▶ _Problem to work on_
Quote every line of the material beneath this one.

▶ _Material to process_
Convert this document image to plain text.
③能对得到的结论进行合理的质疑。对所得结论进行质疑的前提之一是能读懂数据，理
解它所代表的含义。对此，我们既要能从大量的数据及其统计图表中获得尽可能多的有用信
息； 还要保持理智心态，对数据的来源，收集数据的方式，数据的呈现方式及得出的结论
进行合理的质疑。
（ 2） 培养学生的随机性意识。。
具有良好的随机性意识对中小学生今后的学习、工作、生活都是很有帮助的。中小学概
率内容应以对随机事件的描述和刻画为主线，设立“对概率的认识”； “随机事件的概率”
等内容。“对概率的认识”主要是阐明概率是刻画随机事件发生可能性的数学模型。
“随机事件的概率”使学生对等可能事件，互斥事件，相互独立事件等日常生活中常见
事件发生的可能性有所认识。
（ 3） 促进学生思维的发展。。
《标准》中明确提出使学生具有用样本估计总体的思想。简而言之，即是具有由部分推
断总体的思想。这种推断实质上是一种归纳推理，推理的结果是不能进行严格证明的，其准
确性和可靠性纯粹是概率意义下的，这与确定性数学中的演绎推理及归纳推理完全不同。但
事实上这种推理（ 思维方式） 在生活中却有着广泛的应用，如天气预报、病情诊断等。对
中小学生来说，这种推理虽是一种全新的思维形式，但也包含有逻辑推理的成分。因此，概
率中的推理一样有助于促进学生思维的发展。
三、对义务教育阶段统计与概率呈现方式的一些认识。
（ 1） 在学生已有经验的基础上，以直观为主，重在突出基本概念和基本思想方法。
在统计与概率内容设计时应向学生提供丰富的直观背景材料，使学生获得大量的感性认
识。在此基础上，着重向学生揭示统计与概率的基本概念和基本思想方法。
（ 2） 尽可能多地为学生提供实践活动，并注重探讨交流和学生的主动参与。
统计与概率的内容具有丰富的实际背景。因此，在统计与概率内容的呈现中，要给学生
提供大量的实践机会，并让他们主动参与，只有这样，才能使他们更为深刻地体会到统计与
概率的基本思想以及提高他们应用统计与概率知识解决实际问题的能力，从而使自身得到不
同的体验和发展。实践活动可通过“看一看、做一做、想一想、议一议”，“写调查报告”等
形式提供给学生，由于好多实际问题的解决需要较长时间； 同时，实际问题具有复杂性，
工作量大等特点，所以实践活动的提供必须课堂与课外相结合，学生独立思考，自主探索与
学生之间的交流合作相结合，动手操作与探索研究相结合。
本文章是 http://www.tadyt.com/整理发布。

▶ _Complete response_
Convert this document image to plain text.
③能对得到的结论进行合理的质疑。对所得结论进行质疑的前提之一是能读懂数据，理
解它所代表的含义。对此，我们既要能从大量的数据及其统计图表中获得尽可能多的有用信
息； 还要保持理智心态，对数据的来源，收集数据的方式，数据的呈现方式及得出的结论
进行合理的质疑。
（ 2） 培养学生的随机性意识。。
具有良好的随机性意识对中小学生今后的学习、工作、生活都是很有帮助的。中小学概
率内容应以对随机事件的描述和刻画为主线，设立“对概率的认识”； “随机事件的概率”
等内容。“对概率的认识”主要是阐明概率是刻画随机事件发生可能性的数学模型。
“随机事件的概率”使学生对等可能事件，互斥事件，相互独立事件等日常生活中常见
事件发生的可能性有所认识。
（ 3） 促进学生思维的发展。。
《标准》中明确提出使学生具有用样本估计总体的思想。简而言之，即是具有由部分推
断总体的思想。这种推断实质上是一种归纳推理，推理的结果是不能进行严格证明的，其准
确性和可靠性纯粹是概率意义下的，这与确定性数学中的演绎推理及归纳推理完全不同。但
事实上这种推理（ 思维方式） 在生活中却有着广泛的应用，如天气预报、病情诊断等。对
中小学生来说，这种推理虽是一种全新的思维形式，但也包含有逻辑推理的成分。因此，概
率中的推理一样有助于促进学生思维的发展。
三、对义务教育阶段统计与概率呈现方式的一些认识。
（ 1） 在学生已有经验的基础上，以直观为主，重在突出基本概念和基本思想方法。
在统计与概率内容设计时应向学生提供丰富的直观背景材料，使学生获得大量的感性认
识。在此基础上，着重向学生揭示统计与概率的基本概念和基本思想方法。
（ 2） 尽可能多地为学生提供实践活动，并注重探讨交流和学生的主动参与。
统计与概率的内容具有丰富的实际背景。因此，在统计与概率内容的呈现中，要给学生
提供大量的实践机会，并让他们主动参与，只有这样，才能使他们更为深刻地体会到统计与
概率的基本思想以及提高他们应用统计与概率知识解决实际问题的能力，从而使自身得到不
同的体验和发展。实践活动可通过“看一看、做一做、想一想、议一议”，“写调查报告”等
形式提供给学生，由于好多实际问题的解决需要较长时间； 同时，实际问题具有复杂性，
工作量大等特点，所以实践活动的提供必须课堂与课外相结合，学生独立思考，自主探索与
学生之间的交流合作相结合，动手操作与探索研究相结合。
本文章是 http://www.tadyt.com/整理发布。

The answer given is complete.